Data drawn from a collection
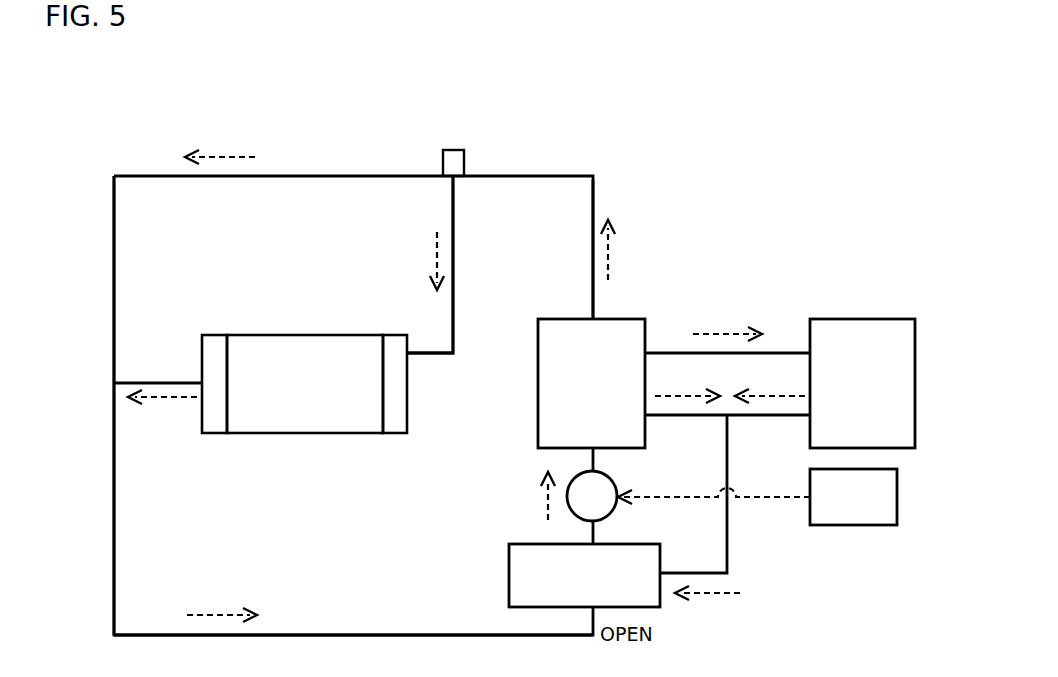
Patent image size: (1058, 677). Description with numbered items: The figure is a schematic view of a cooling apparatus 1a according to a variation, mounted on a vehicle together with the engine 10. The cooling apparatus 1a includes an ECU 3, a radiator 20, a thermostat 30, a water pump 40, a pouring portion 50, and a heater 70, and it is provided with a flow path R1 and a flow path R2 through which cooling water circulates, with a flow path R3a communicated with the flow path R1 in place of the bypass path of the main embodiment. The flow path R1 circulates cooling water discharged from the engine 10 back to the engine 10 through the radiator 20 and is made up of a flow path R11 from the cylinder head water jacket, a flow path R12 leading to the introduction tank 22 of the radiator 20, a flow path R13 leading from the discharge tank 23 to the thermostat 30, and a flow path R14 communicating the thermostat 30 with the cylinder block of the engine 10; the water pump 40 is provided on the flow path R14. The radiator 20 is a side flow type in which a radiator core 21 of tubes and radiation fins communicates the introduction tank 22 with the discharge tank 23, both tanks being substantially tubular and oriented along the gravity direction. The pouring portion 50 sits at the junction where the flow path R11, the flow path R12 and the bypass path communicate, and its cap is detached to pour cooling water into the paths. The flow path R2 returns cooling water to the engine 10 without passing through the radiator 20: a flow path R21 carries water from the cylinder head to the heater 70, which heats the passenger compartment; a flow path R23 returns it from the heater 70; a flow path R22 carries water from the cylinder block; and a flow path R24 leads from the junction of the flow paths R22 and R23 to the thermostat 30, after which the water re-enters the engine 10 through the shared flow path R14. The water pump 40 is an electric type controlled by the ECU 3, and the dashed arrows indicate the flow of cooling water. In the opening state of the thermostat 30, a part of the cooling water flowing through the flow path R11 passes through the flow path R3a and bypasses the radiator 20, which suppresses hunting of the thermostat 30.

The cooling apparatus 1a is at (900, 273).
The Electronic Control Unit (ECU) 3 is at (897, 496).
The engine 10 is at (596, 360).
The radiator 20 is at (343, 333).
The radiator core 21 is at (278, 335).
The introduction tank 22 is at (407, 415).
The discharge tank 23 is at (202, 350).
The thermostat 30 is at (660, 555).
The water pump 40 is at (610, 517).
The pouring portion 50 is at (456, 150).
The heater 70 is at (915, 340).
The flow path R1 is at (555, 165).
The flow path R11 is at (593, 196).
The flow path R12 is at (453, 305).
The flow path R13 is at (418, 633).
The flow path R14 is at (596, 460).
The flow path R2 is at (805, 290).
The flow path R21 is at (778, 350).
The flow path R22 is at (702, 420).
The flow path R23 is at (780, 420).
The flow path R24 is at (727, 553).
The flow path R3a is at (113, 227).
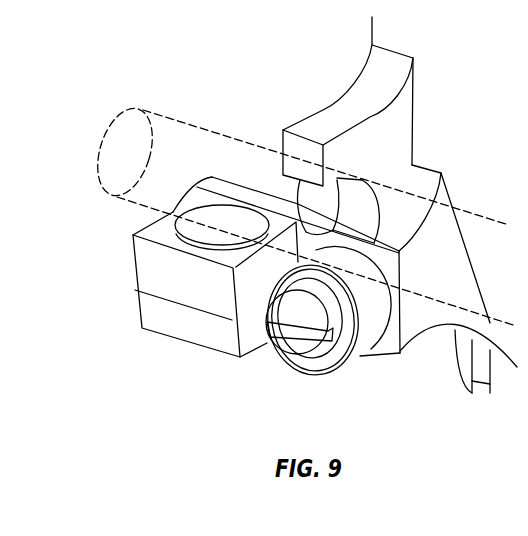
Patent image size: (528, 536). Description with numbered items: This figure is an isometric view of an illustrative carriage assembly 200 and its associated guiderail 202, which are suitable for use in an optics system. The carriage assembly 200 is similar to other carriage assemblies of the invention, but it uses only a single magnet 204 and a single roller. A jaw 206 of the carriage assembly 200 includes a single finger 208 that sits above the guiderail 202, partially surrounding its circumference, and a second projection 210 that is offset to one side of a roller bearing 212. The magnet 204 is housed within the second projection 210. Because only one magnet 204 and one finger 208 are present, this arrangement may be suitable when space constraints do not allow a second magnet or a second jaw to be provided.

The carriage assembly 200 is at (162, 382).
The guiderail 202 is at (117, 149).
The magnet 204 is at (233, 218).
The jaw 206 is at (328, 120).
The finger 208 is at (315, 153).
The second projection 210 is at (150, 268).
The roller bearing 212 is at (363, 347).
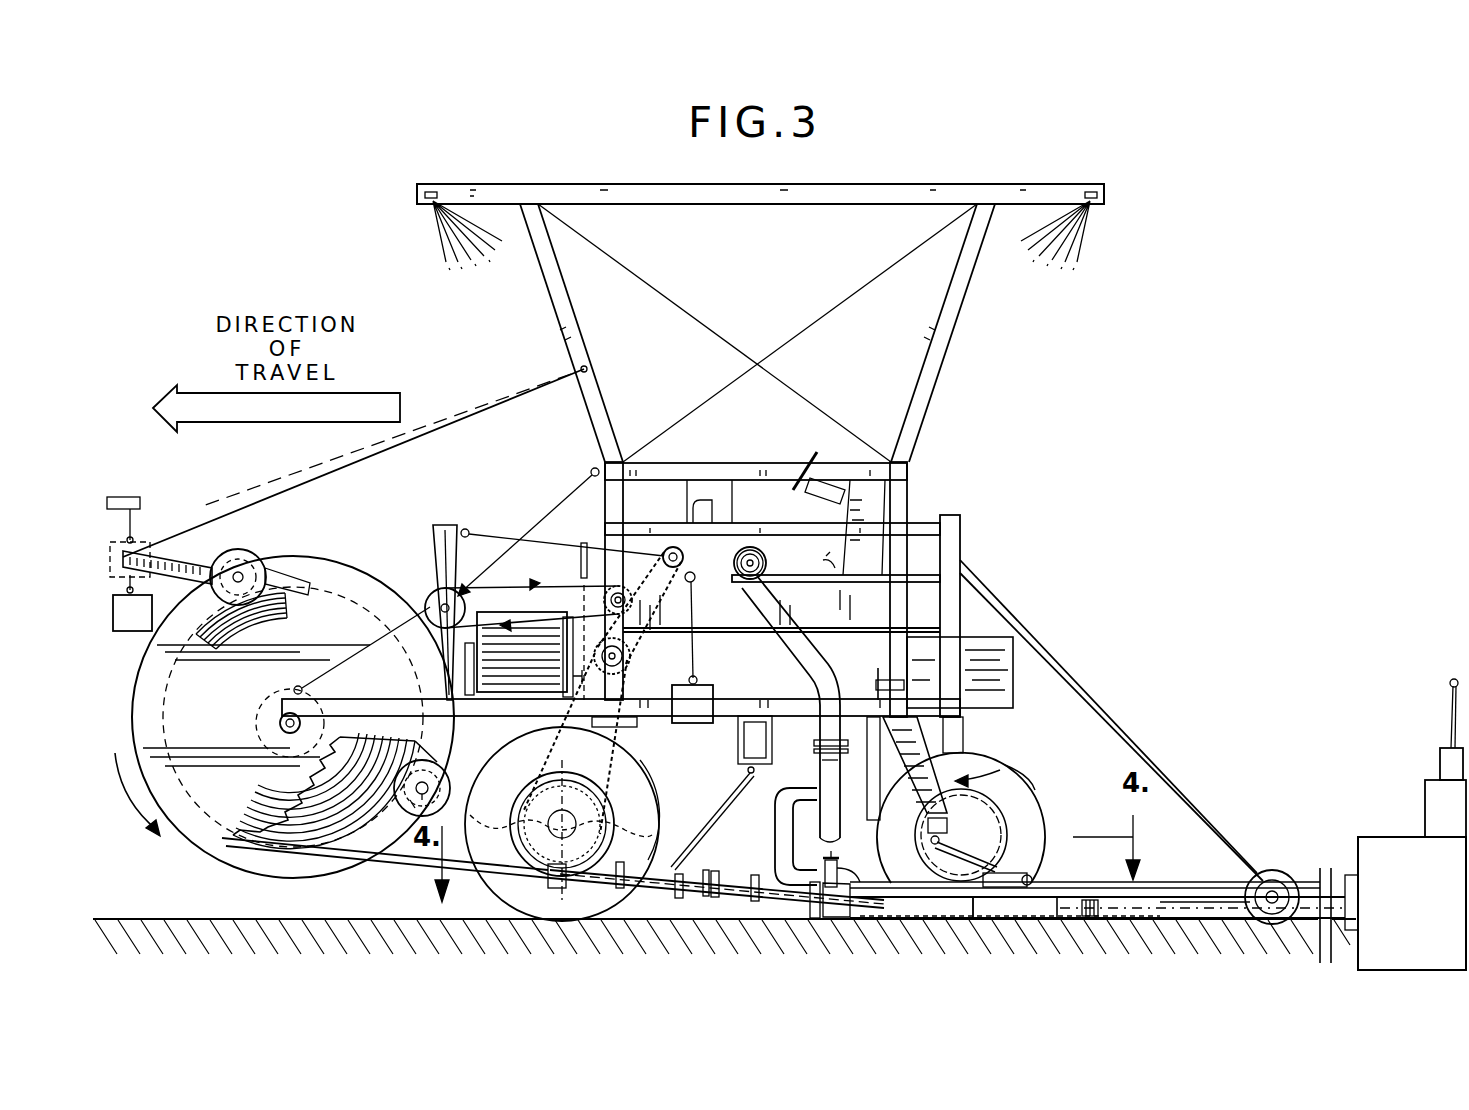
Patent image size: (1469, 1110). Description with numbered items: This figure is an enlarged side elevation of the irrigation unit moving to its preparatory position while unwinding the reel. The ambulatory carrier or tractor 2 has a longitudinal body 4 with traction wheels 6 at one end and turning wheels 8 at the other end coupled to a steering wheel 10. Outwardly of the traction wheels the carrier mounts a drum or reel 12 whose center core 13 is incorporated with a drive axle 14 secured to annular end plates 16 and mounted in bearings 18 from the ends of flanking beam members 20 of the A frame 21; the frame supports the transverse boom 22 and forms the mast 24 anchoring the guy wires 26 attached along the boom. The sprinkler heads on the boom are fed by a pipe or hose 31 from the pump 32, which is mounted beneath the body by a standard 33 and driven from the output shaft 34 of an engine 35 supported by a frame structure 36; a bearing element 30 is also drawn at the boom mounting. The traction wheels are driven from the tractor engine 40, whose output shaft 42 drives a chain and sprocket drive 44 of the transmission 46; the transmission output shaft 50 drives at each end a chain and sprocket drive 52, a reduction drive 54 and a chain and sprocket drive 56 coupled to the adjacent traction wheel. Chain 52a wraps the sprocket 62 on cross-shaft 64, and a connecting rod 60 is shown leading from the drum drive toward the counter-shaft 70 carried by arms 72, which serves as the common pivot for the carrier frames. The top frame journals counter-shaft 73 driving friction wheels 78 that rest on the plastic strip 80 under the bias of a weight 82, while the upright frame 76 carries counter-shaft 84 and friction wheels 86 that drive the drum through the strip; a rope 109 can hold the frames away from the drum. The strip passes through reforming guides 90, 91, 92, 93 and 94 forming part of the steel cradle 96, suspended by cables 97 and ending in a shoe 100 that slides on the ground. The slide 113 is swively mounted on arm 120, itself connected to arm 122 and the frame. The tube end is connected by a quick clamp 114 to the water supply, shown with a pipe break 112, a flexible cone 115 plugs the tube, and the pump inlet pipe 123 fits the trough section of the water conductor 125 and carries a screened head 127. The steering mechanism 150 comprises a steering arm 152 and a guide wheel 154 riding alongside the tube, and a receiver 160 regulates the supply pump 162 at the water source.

**What is asked:** Change "isometric view" to "perspective view" in the part that opens with the line containing "Patent image size: (528, 536)." and closes with the line containing "The roller bearing 212 is at (363, 347).". Write out only those lines again, with nothing else altered.

**The answer:**
Patent image size: (528, 536). Description with numbered items: This figure is an perspective view of an illustrative carriage assembly 200 and its associated guiderail 202, which are suitable for use in an optics system. The carriage assembly 200 is similar to other carriage assemblies of the invention, but it uses only a single magnet 204 and a single roller. A jaw 206 of the carriage assembly 200 includes a single finger 208 that sits above the guiderail 202, partially surrounding its circumference, and a second projection 210 that is offset to one side of a roller bearing 212. The magnet 204 is housed within the second projection 210. Because only one magnet 204 and one finger 208 are present, this arrangement may be suitable when space constraints do not allow a second magnet or a second jaw to be provided.

The carriage assembly 200 is at (162, 382).
The guiderail 202 is at (117, 149).
The magnet 204 is at (233, 218).
The jaw 206 is at (328, 120).
The finger 208 is at (315, 153).
The second projection 210 is at (150, 268).
The roller bearing 212 is at (363, 347).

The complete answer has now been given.